Exercise prompt: Reproduce the forum thread about training for a 5k word for word, from "Honestly, there's no" up to and including "right, slow down.".

Is 5k really possible

Hello, I'm new to this and in need of reassurance.

I've entered the race for life in July and I've been running for 2 weeks. I can manage a very slow mile at about 5.5mph but after that my legs wobble and i am burning up even when running in rain and wind. I thought I'd walk 5k today to see how far it is and there is no way I'll ever be able to run that far!!!!

Is it really possible to build up to running 3.1 miles in the next 12 weeks?

All comments are very welcome ??

Comments

  • Hi, Its more than possible!! In 12 weeks youcan make some real progress, Start again at the beggining with a walk/run programme, If you have a look around on the training section of this site you will find a begginers 5k training prog, usually 8 to 10 weeks so don't worry you will be fineimage 

  • ...and if you DON'T manage to do it in 8 to 10 weeks, don't give up! Not everyone can. We're all different - different sizes, shapes, medical histories, mental attitudes ... all sorts. So yes, have a go at the beginners' plan, but if you're struggling at any point, then just repeat that week until you can do it, and then move on.

    Honestly, there's no law that says you have to do it in the prescribed time. Certainly push yourself, and get used to being puffed and hot and sweaty. But don't hurt yourself. End each session feeling hot and red and sweaty - but proud.

    We've all been there. image
  • and actually - if you've only just started, a mile at 5.5mph isn't at all shabby! Slow down! Seriously. image
  • Short and sweet but the answer is yes, it is possible.  Just keep at it image it will become easier. 

    You could look at some of the training plans for people staring out at 5k's - the principle might be to go for longer, but to introduce bits of walking and slowly build up so that you run more and walk less and less until you are running the whole way.

    Good luck and enjoy!

  • If you have only just started then Jj is right, slow down.

    What i would suggest is that do the full 5k at a very slow pace just so you have done the distance and maybe do that 2/3 times for the first week or so and then see how you progress and feel a from there.
  • The Runner ... I am afraid I disagree there, for a new runner following a beginners plan is best and I doubt if they would have you starting off with the full distance regardless of speed, it is likely to ened up in injury of course dependant on the base fitness that is there

    Slow down to a conversational pace, take walk breaks if you need them and enjoy it  image
  • You can definitely do it. I would forget distance and speed at the moment and just run for a set period of time, building up slowly to about 30 to 40 mins. You have loads of time until the race. My wife is doing the race for life as well and she has a plan purely based on time rather than miles. Also you can run for a mile already which is really good in 2 weeks. Good luck and enjoy the race.
  • I suppose each to there own. What ever feels best. Thats just the way that i started and that was after being a heavy smoker for 12 year. The other thing i would say though is spend a little time warming up, stretches etc.
  • Thank you I feel better already. I've downloaded C25K and i will stick to it and hopefully build up the sensible way!
  • Warm up certainly, but don't stretch cold muscles. Beginners generally would (should!) go slowly enough that the first few minutes will serve as a warm up anyway. And as Meldy says, "doing the distance" really isn't to be recommended at this stage.

Data:
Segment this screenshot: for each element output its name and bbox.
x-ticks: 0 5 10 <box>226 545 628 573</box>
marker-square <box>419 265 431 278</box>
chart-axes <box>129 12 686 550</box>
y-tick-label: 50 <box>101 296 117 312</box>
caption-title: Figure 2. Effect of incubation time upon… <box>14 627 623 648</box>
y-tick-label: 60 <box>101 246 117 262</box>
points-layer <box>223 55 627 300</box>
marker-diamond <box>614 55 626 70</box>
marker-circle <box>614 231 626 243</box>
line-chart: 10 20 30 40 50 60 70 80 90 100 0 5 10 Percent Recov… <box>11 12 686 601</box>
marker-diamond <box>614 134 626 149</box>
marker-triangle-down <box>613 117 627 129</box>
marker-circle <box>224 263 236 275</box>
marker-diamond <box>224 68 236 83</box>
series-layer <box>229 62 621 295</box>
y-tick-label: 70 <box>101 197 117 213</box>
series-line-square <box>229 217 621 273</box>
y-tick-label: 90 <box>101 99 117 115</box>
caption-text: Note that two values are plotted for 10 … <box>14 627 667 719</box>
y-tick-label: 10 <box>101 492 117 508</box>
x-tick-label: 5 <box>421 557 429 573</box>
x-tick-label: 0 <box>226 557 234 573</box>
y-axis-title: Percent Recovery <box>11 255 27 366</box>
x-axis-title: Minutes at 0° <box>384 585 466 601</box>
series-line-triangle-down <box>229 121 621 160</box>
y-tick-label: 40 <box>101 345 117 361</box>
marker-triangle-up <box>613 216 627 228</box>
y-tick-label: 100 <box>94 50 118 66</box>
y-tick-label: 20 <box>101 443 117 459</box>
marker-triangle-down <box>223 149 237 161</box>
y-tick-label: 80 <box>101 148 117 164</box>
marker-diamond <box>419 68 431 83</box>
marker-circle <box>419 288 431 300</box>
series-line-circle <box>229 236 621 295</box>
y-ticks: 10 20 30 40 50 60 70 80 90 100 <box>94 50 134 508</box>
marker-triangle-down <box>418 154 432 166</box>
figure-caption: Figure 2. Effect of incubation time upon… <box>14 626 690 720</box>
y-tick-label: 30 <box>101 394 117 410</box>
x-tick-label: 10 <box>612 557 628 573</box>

Exercise response:
Honestly, there's no law that says you have to do it in the prescribed time. Certainly push yourself, and get used to being puffed and hot and sweaty. But don't hurt yourself. End each session feeling hot and red and sweaty - but proud.

    We've all been there. image
  • and actually - if you've only just started, a mile at 5.5mph isn't at all shabby! Slow down! Seriously. image
  • Short and sweet but the answer is yes, it is possible.  Just keep at it image it will become easier. 

    You could look at some of the training plans for people staring out at 5k's - the principle might be to go for longer, but to introduce bits of walking and slowly build up so that you run more and walk less and less until you are running the whole way.

    Good luck and enjoy!

  • If you have only just started then Jj is right, slow down.